▶ _EXERCISE GOAL_
Report how many lines hold the word "this"; give nothing but the number.

▶ _ENTRIES PROVIDED_
********

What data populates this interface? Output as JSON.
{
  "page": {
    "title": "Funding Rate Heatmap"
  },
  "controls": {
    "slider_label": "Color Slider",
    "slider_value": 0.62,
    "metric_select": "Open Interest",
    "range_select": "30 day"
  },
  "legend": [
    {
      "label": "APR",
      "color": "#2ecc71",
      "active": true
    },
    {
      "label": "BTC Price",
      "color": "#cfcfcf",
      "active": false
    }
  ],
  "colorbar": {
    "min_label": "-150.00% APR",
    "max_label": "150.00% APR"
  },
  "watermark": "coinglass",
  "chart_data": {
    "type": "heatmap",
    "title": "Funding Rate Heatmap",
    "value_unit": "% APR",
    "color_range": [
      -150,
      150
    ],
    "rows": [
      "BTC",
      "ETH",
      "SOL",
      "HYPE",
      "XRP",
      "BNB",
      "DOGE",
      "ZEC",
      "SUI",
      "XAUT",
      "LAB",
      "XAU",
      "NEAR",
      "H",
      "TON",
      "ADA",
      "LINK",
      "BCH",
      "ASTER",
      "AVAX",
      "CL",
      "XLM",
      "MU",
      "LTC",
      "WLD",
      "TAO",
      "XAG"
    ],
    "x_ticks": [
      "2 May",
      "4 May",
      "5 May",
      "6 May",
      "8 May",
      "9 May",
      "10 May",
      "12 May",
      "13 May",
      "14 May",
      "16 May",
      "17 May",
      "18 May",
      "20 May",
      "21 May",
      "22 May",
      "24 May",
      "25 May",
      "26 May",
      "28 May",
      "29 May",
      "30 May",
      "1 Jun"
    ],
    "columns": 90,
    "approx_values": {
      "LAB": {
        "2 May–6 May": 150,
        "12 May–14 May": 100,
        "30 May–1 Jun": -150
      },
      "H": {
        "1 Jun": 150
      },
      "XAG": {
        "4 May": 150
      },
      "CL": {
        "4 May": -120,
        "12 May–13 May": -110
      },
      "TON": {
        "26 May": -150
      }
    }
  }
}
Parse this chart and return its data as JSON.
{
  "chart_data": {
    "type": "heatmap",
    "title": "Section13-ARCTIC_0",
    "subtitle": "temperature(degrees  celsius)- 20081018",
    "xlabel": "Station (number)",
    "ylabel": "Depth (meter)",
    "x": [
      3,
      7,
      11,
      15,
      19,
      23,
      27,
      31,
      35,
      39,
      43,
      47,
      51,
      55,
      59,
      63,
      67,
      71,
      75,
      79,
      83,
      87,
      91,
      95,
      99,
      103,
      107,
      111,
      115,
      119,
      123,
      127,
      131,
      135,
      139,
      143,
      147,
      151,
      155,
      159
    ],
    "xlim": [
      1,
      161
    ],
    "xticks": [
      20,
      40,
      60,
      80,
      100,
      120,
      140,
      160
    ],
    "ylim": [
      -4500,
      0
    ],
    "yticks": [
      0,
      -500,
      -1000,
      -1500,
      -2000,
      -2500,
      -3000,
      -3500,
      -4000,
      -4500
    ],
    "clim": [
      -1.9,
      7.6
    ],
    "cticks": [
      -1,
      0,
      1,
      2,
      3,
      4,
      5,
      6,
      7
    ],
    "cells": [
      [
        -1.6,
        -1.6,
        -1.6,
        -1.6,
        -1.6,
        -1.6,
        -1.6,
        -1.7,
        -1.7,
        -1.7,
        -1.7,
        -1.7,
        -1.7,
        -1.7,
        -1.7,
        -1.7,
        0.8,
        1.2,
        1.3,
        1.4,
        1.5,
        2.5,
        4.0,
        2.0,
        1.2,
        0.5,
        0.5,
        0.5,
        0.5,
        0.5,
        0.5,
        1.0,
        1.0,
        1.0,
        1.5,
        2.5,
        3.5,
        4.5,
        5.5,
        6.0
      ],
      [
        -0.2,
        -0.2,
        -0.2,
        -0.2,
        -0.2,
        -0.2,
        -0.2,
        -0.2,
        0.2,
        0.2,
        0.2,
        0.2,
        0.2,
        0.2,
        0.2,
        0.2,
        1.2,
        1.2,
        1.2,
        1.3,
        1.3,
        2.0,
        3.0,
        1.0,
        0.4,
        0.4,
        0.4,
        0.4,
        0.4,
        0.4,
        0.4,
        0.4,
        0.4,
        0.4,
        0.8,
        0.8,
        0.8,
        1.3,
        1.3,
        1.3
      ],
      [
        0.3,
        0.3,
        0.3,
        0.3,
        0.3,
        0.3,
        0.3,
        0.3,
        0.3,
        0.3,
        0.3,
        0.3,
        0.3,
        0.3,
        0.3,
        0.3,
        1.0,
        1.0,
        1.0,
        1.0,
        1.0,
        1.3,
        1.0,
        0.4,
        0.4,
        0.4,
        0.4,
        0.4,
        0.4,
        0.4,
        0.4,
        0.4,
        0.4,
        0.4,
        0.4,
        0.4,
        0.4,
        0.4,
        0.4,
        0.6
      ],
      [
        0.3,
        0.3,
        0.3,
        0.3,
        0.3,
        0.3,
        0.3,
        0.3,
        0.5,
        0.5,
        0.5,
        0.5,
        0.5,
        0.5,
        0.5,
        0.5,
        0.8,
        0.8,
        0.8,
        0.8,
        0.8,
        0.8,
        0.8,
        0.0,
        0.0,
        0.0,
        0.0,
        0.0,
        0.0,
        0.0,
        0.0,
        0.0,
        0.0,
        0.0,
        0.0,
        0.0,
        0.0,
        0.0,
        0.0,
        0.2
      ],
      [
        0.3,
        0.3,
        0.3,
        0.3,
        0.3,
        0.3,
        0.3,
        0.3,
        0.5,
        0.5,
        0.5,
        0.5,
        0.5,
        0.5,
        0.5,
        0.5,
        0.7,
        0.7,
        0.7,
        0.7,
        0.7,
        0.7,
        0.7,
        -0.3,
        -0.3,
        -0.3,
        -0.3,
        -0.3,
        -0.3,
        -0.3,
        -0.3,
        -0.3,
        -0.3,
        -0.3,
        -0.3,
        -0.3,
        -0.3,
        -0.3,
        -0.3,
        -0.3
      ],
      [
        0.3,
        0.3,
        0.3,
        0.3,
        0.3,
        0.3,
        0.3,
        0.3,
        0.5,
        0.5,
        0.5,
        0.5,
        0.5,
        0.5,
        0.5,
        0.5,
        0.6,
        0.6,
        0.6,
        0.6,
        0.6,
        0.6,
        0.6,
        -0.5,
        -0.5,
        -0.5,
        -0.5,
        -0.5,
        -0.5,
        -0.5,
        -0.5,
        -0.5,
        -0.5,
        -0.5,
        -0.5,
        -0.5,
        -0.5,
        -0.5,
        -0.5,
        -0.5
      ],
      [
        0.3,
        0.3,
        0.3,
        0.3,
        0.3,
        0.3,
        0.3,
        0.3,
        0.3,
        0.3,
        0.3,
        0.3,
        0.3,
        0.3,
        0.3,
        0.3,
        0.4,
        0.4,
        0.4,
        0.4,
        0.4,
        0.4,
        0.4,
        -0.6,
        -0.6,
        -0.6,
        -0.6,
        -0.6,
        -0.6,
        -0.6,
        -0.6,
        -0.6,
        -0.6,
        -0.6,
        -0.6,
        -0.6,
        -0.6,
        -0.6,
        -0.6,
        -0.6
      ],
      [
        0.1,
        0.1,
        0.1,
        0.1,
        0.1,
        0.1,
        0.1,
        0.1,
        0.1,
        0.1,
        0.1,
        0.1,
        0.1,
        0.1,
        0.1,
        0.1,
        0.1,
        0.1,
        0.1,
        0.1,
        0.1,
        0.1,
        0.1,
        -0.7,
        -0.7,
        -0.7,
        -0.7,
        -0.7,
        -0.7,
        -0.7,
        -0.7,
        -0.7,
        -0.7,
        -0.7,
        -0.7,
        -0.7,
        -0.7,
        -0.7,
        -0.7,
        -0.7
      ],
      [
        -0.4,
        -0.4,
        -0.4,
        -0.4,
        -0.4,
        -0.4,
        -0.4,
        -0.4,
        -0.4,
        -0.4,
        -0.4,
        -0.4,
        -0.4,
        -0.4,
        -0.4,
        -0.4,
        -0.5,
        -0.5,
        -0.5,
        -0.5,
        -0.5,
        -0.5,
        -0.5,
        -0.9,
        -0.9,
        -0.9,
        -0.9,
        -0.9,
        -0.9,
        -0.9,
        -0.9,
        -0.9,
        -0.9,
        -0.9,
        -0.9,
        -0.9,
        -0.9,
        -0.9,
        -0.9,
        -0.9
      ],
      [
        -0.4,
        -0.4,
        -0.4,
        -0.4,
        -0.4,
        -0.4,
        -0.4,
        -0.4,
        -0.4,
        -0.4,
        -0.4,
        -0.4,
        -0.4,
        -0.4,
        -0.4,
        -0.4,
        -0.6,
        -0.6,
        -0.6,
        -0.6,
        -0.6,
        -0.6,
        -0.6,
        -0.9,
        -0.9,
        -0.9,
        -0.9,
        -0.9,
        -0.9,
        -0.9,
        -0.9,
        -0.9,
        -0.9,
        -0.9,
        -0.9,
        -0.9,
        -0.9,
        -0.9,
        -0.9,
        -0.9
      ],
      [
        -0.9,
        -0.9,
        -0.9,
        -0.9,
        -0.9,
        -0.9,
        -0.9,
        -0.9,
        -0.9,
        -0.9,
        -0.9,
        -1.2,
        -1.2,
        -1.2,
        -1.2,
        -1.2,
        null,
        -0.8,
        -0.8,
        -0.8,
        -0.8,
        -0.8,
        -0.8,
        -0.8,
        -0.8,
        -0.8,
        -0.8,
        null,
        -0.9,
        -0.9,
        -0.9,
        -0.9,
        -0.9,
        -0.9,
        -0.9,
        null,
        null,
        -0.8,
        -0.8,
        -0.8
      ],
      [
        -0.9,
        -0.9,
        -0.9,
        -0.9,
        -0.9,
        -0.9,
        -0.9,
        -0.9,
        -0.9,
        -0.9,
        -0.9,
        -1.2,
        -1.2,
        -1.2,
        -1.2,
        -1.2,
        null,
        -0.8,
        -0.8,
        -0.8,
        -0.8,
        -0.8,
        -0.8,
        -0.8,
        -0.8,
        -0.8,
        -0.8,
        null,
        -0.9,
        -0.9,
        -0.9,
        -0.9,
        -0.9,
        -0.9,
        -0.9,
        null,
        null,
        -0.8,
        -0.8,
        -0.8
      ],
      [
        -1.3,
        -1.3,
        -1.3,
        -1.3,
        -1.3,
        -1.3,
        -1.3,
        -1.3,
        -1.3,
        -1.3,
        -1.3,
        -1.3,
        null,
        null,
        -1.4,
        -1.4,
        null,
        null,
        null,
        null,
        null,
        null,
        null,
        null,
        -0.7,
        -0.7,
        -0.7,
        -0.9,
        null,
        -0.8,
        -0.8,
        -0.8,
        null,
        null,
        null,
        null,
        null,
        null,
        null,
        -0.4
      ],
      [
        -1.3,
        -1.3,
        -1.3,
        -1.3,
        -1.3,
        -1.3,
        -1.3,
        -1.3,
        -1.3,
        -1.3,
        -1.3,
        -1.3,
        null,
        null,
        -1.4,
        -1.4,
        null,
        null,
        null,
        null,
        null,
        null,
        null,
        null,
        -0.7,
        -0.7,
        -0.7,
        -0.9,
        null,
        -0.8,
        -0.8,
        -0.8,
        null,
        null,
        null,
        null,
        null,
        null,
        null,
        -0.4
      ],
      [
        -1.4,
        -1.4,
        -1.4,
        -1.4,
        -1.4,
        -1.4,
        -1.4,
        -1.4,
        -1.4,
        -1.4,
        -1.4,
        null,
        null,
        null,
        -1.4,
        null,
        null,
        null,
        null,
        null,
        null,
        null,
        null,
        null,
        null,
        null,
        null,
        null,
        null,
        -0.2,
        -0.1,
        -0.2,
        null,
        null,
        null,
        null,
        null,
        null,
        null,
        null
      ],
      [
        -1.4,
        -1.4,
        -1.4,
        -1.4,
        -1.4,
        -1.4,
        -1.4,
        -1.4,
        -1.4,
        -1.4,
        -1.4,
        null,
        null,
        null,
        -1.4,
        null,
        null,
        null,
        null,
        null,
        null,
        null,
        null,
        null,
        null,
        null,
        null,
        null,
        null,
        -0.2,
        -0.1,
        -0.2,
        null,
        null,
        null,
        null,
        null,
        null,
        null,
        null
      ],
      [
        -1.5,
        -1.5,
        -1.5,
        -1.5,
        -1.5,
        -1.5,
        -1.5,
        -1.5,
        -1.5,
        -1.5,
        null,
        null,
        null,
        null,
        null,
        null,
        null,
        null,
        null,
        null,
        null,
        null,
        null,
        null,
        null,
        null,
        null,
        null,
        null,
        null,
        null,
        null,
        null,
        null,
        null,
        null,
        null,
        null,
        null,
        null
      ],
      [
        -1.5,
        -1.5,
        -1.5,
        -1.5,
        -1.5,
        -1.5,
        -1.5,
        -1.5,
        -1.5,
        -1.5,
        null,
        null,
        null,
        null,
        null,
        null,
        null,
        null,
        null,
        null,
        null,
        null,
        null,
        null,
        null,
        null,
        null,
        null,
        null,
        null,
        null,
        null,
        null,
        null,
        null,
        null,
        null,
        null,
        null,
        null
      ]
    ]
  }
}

********

▶ _COMPLETED EXERCISE_
2